__What you have to do__: Extract the whole listing as it stands. Do not include the pictures.

__Given data__:
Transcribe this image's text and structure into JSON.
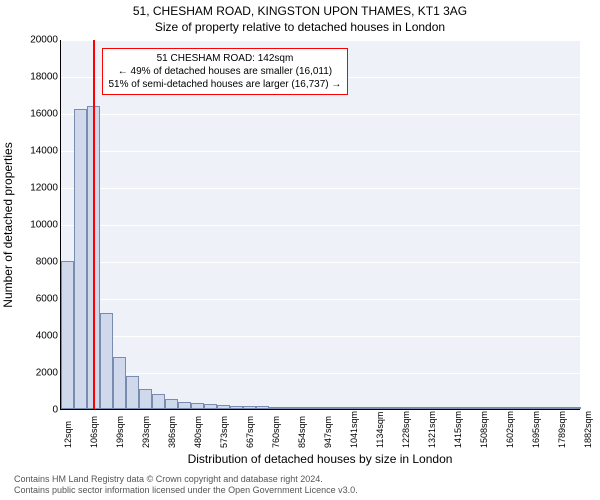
{
  "chart": {
    "type": "histogram",
    "title": "51, CHESHAM ROAD, KINGSTON UPON THAMES, KT1 3AG",
    "subtitle": "Size of property relative to detached houses in London",
    "xlabel": "Distribution of detached houses by size in London",
    "ylabel": "Number of detached properties",
    "background_color": "#eef1f7",
    "grid_color": "#ffffff",
    "bar_fill": "#cfd9eb",
    "bar_border": "#7a8bb0",
    "marker_color": "#ff0000",
    "annotation_border": "#ff0000",
    "ylim": [
      0,
      20000
    ],
    "ytick_step": 2000,
    "y_ticks": [
      0,
      2000,
      4000,
      6000,
      8000,
      10000,
      12000,
      14000,
      16000,
      18000,
      20000
    ],
    "x_tick_labels": [
      "12sqm",
      "106sqm",
      "199sqm",
      "293sqm",
      "386sqm",
      "480sqm",
      "573sqm",
      "667sqm",
      "760sqm",
      "854sqm",
      "947sqm",
      "1041sqm",
      "1134sqm",
      "1228sqm",
      "1321sqm",
      "1415sqm",
      "1508sqm",
      "1602sqm",
      "1695sqm",
      "1789sqm",
      "1882sqm"
    ],
    "bars": [
      8000,
      16200,
      16400,
      5200,
      2800,
      1800,
      1100,
      800,
      550,
      400,
      320,
      260,
      220,
      190,
      160,
      140,
      120,
      105,
      90,
      80,
      70,
      62,
      55,
      48,
      42,
      38,
      34,
      30,
      27,
      24,
      21,
      19,
      17,
      15,
      13,
      12,
      11,
      10,
      9,
      8
    ],
    "marker_value_sqm": 142,
    "marker_bar_index": 2,
    "annotation": {
      "line1": "51 CHESHAM ROAD: 142sqm",
      "line2": "← 49% of detached houses are smaller (16,011)",
      "line3": "51% of semi-detached houses are larger (16,737) →"
    },
    "title_fontsize": 12,
    "label_fontsize": 12,
    "tick_fontsize": 10
  },
  "footer": {
    "line1": "Contains HM Land Registry data © Crown copyright and database right 2024.",
    "line2": "Contains public sector information licensed under the Open Government Licence v3.0."
  }
}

__Written response__:
Transcribe this image's text and structure into JSON.
{
  "chart": {
    "type": "histogram",
    "title": "51, CHESHAM ROAD, KINGSTON UPON THAMES, KT1 3AG",
    "subtitle": "Size of property relative to detached houses in London",
    "xlabel": "Distribution of detached houses by size in London",
    "ylabel": "Number of detached properties",
    "background_color": "#eef1f7",
    "grid_color": "#ffffff",
    "bar_fill": "#cfd9eb",
    "bar_border": "#7a8bb0",
    "marker_color": "#ff0000",
    "annotation_border": "#ff0000",
    "ylim": [
      0,
      20000
    ],
    "ytick_step": 2000,
    "y_ticks": [
      0,
      2000,
      4000,
      6000,
      8000,
      10000,
      12000,
      14000,
      16000,
      18000,
      20000
    ],
    "x_tick_labels": [
      "12sqm",
      "106sqm",
      "199sqm",
      "293sqm",
      "386sqm",
      "480sqm",
      "573sqm",
      "667sqm",
      "760sqm",
      "854sqm",
      "947sqm",
      "1041sqm",
      "1134sqm",
      "1228sqm",
      "1321sqm",
      "1415sqm",
      "1508sqm",
      "1602sqm",
      "1695sqm",
      "1789sqm",
      "1882sqm"
    ],
    "bars": [
      8000,
      16200,
      16400,
      5200,
      2800,
      1800,
      1100,
      800,
      550,
      400,
      320,
      260,
      220,
      190,
      160,
      140,
      120,
      105,
      90,
      80,
      70,
      62,
      55,
      48,
      42,
      38,
      34,
      30,
      27,
      24,
      21,
      19,
      17,
      15,
      13,
      12,
      11,
      10,
      9,
      8
    ],
    "marker_value_sqm": 142,
    "marker_bar_index": 2,
    "annotation": {
      "line1": "51 CHESHAM ROAD: 142sqm",
      "line2": "← 49% of detached houses are smaller (16,011)",
      "line3": "51% of semi-detached houses are larger (16,737) →"
    },
    "title_fontsize": 12,
    "label_fontsize": 12,
    "tick_fontsize": 10
  },
  "footer": {
    "line1": "Contains HM Land Registry data © Crown copyright and database right 2024.",
    "line2": "Contains public sector information licensed under the Open Government Licence v3.0."
  }
}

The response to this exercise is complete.